Which lines hold the word "Young"? Show each of them.
— START Records supplied —
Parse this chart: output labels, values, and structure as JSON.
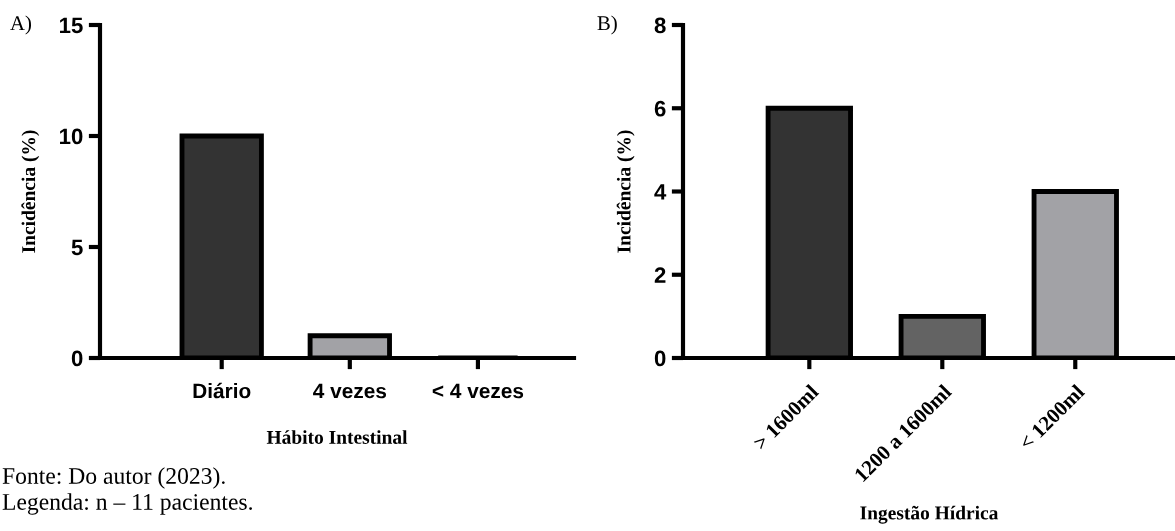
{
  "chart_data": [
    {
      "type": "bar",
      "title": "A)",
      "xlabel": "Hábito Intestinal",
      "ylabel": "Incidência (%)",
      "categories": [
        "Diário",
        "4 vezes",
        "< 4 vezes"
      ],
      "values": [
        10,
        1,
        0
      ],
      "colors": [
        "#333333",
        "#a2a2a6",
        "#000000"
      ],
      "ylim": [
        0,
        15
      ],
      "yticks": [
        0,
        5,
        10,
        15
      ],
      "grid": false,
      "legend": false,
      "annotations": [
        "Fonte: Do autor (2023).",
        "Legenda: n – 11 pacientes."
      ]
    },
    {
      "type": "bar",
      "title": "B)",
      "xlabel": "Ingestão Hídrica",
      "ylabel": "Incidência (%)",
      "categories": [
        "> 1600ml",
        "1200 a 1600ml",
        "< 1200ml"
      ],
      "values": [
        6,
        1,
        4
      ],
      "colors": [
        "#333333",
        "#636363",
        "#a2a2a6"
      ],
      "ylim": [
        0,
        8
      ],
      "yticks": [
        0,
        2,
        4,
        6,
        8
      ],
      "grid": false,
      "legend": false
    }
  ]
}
— END Records supplied —
— START Records supplied —
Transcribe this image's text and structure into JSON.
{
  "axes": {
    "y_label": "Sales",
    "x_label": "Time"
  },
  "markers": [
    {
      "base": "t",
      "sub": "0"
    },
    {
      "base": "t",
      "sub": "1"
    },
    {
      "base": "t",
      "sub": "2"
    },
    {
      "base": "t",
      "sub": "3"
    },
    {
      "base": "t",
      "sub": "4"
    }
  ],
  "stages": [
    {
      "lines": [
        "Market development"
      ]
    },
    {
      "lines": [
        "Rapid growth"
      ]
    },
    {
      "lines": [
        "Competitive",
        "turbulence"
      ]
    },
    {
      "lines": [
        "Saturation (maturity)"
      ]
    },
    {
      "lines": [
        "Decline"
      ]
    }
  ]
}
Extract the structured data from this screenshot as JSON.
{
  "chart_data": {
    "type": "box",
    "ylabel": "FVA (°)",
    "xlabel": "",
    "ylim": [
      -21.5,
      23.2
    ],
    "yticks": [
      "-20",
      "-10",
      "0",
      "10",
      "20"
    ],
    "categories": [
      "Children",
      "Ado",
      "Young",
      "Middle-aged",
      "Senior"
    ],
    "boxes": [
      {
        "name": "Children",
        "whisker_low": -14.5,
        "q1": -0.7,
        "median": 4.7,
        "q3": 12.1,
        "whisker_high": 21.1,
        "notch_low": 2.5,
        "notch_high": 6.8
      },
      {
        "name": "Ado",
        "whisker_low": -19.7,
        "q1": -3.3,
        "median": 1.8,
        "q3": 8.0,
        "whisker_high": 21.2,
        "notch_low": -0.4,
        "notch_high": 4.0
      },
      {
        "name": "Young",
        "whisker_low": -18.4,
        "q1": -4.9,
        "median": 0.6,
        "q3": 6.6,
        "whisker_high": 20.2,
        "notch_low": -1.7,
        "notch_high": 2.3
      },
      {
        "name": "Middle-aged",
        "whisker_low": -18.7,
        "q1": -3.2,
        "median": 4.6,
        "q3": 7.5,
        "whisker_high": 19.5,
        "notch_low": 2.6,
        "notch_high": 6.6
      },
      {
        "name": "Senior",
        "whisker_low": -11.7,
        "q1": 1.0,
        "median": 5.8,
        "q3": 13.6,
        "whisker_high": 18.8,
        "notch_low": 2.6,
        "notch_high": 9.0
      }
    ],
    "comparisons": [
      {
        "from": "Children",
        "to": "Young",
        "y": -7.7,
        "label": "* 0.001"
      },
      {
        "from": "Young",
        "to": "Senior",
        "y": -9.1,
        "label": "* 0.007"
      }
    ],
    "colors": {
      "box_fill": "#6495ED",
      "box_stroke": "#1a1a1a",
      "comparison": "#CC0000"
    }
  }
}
— END Records supplied —
- [Finished exercise]
      "Young",
        "name": "Young",
        "to": "Young",
        "from": "Young",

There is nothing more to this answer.